*Task*:
Your task is to output all the records below, word for word.

Dataset entries on figures:
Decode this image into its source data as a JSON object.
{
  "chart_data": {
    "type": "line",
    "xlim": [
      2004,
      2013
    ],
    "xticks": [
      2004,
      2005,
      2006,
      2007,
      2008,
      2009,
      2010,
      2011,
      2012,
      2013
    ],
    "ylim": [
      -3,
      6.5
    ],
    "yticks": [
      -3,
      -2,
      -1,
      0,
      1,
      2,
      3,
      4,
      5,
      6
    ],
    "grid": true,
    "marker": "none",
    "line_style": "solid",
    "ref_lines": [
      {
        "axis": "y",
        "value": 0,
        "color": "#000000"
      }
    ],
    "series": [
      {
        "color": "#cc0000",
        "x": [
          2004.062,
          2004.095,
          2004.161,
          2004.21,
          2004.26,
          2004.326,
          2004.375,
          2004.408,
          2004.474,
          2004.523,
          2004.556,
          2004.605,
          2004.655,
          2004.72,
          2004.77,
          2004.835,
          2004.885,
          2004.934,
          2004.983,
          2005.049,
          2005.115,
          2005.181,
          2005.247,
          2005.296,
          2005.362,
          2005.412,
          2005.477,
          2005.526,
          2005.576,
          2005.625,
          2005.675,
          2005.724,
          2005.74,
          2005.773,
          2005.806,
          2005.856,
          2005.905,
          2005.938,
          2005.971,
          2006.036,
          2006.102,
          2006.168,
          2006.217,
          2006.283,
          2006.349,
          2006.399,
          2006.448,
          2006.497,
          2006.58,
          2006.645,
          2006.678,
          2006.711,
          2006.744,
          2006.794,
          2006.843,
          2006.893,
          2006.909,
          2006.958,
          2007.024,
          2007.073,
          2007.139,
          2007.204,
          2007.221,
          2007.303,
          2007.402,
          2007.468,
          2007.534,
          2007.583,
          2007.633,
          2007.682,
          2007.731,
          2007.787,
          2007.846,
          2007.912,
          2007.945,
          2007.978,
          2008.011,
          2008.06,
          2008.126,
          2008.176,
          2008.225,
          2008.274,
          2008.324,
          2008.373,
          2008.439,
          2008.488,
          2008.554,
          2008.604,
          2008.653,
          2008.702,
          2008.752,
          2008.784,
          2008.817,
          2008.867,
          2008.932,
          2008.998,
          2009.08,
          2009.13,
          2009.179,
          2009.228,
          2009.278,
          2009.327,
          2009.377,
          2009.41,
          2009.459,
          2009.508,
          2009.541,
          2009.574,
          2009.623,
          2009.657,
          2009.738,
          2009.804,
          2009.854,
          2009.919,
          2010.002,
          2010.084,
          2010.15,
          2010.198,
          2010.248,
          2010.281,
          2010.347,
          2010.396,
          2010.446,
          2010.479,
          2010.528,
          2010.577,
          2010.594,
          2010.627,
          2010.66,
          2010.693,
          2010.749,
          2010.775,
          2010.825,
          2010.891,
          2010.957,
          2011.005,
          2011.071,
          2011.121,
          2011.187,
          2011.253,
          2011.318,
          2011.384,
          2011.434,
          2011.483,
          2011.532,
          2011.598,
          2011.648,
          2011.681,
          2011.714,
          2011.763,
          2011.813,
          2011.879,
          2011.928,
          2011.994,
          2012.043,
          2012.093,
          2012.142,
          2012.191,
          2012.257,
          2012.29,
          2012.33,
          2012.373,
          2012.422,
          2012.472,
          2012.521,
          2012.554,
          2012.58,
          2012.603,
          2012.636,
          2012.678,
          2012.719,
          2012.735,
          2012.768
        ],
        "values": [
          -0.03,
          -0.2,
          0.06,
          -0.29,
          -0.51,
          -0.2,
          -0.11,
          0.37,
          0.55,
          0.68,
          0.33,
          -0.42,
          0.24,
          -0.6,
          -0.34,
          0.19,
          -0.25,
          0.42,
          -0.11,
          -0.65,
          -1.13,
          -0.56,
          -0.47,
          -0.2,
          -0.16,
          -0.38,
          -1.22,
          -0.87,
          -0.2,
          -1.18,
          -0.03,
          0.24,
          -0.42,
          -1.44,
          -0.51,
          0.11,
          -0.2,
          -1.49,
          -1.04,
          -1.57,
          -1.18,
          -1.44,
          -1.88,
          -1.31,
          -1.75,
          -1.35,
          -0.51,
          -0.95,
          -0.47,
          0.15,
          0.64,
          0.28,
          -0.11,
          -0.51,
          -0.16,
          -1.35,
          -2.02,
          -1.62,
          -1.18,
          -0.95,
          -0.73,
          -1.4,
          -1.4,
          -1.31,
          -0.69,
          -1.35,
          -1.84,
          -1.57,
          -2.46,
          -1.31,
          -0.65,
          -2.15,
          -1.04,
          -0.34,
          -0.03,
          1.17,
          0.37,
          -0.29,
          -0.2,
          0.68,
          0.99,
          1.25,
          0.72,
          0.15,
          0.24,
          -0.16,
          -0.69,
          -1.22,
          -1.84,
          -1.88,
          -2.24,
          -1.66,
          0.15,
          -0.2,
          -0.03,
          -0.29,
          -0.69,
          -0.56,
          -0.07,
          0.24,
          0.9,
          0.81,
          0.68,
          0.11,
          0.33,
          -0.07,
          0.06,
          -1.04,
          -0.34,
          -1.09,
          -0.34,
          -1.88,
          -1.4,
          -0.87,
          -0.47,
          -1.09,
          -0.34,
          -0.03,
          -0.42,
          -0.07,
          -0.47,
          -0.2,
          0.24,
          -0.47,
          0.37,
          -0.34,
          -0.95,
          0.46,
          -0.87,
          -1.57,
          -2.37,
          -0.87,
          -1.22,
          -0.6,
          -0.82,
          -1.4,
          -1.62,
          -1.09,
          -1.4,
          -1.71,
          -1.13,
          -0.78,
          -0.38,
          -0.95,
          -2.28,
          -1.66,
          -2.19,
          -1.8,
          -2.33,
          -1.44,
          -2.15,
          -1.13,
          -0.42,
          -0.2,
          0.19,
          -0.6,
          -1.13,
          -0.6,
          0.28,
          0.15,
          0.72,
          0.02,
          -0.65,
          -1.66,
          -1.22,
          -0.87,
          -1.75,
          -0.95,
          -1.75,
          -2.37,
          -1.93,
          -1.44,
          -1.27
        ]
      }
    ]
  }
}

*Finished exercise*:
Decode this image into its source data as a JSON object.
{
  "chart_data": {
    "type": "line",
    "xlim": [
      2004,
      2013
    ],
    "xticks": [
      2004,
      2005,
      2006,
      2007,
      2008,
      2009,
      2010,
      2011,
      2012,
      2013
    ],
    "ylim": [
      -3,
      6.5
    ],
    "yticks": [
      -3,
      -2,
      -1,
      0,
      1,
      2,
      3,
      4,
      5,
      6
    ],
    "grid": true,
    "marker": "none",
    "line_style": "solid",
    "ref_lines": [
      {
        "axis": "y",
        "value": 0,
        "color": "#000000"
      }
    ],
    "series": [
      {
        "color": "#cc0000",
        "x": [
          2004.062,
          2004.095,
          2004.161,
          2004.21,
          2004.26,
          2004.326,
          2004.375,
          2004.408,
          2004.474,
          2004.523,
          2004.556,
          2004.605,
          2004.655,
          2004.72,
          2004.77,
          2004.835,
          2004.885,
          2004.934,
          2004.983,
          2005.049,
          2005.115,
          2005.181,
          2005.247,
          2005.296,
          2005.362,
          2005.412,
          2005.477,
          2005.526,
          2005.576,
          2005.625,
          2005.675,
          2005.724,
          2005.74,
          2005.773,
          2005.806,
          2005.856,
          2005.905,
          2005.938,
          2005.971,
          2006.036,
          2006.102,
          2006.168,
          2006.217,
          2006.283,
          2006.349,
          2006.399,
          2006.448,
          2006.497,
          2006.58,
          2006.645,
          2006.678,
          2006.711,
          2006.744,
          2006.794,
          2006.843,
          2006.893,
          2006.909,
          2006.958,
          2007.024,
          2007.073,
          2007.139,
          2007.204,
          2007.221,
          2007.303,
          2007.402,
          2007.468,
          2007.534,
          2007.583,
          2007.633,
          2007.682,
          2007.731,
          2007.787,
          2007.846,
          2007.912,
          2007.945,
          2007.978,
          2008.011,
          2008.06,
          2008.126,
          2008.176,
          2008.225,
          2008.274,
          2008.324,
          2008.373,
          2008.439,
          2008.488,
          2008.554,
          2008.604,
          2008.653,
          2008.702,
          2008.752,
          2008.784,
          2008.817,
          2008.867,
          2008.932,
          2008.998,
          2009.08,
          2009.13,
          2009.179,
          2009.228,
          2009.278,
          2009.327,
          2009.377,
          2009.41,
          2009.459,
          2009.508,
          2009.541,
          2009.574,
          2009.623,
          2009.657,
          2009.738,
          2009.804,
          2009.854,
          2009.919,
          2010.002,
          2010.084,
          2010.15,
          2010.198,
          2010.248,
          2010.281,
          2010.347,
          2010.396,
          2010.446,
          2010.479,
          2010.528,
          2010.577,
          2010.594,
          2010.627,
          2010.66,
          2010.693,
          2010.749,
          2010.775,
          2010.825,
          2010.891,
          2010.957,
          2011.005,
          2011.071,
          2011.121,
          2011.187,
          2011.253,
          2011.318,
          2011.384,
          2011.434,
          2011.483,
          2011.532,
          2011.598,
          2011.648,
          2011.681,
          2011.714,
          2011.763,
          2011.813,
          2011.879,
          2011.928,
          2011.994,
          2012.043,
          2012.093,
          2012.142,
          2012.191,
          2012.257,
          2012.29,
          2012.33,
          2012.373,
          2012.422,
          2012.472,
          2012.521,
          2012.554,
          2012.58,
          2012.603,
          2012.636,
          2012.678,
          2012.719,
          2012.735,
          2012.768
        ],
        "values": [
          -0.03,
          -0.2,
          0.06,
          -0.29,
          -0.51,
          -0.2,
          -0.11,
          0.37,
          0.55,
          0.68,
          0.33,
          -0.42,
          0.24,
          -0.6,
          -0.34,
          0.19,
          -0.25,
          0.42,
          -0.11,
          -0.65,
          -1.13,
          -0.56,
          -0.47,
          -0.2,
          -0.16,
          -0.38,
          -1.22,
          -0.87,
          -0.2,
          -1.18,
          -0.03,
          0.24,
          -0.42,
          -1.44,
          -0.51,
          0.11,
          -0.2,
          -1.49,
          -1.04,
          -1.57,
          -1.18,
          -1.44,
          -1.88,
          -1.31,
          -1.75,
          -1.35,
          -0.51,
          -0.95,
          -0.47,
          0.15,
          0.64,
          0.28,
          -0.11,
          -0.51,
          -0.16,
          -1.35,
          -2.02,
          -1.62,
          -1.18,
          -0.95,
          -0.73,
          -1.4,
          -1.4,
          -1.31,
          -0.69,
          -1.35,
          -1.84,
          -1.57,
          -2.46,
          -1.31,
          -0.65,
          -2.15,
          -1.04,
          -0.34,
          -0.03,
          1.17,
          0.37,
          -0.29,
          -0.2,
          0.68,
          0.99,
          1.25,
          0.72,
          0.15,
          0.24,
          -0.16,
          -0.69,
          -1.22,
          -1.84,
          -1.88,
          -2.24,
          -1.66,
          0.15,
          -0.2,
          -0.03,
          -0.29,
          -0.69,
          -0.56,
          -0.07,
          0.24,
          0.9,
          0.81,
          0.68,
          0.11,
          0.33,
          -0.07,
          0.06,
          -1.04,
          -0.34,
          -1.09,
          -0.34,
          -1.88,
          -1.4,
          -0.87,
          -0.47,
          -1.09,
          -0.34,
          -0.03,
          -0.42,
          -0.07,
          -0.47,
          -0.2,
          0.24,
          -0.47,
          0.37,
          -0.34,
          -0.95,
          0.46,
          -0.87,
          -1.57,
          -2.37,
          -0.87,
          -1.22,
          -0.6,
          -0.82,
          -1.4,
          -1.62,
          -1.09,
          -1.4,
          -1.71,
          -1.13,
          -0.78,
          -0.38,
          -0.95,
          -2.28,
          -1.66,
          -2.19,
          -1.8,
          -2.33,
          -1.44,
          -2.15,
          -1.13,
          -0.42,
          -0.2,
          0.19,
          -0.6,
          -1.13,
          -0.6,
          0.28,
          0.15,
          0.72,
          0.02,
          -0.65,
          -1.66,
          -1.22,
          -0.87,
          -1.75,
          -0.95,
          -1.75,
          -2.37,
          -1.93,
          -1.44,
          -1.27
        ]
      }
    ]
  }
}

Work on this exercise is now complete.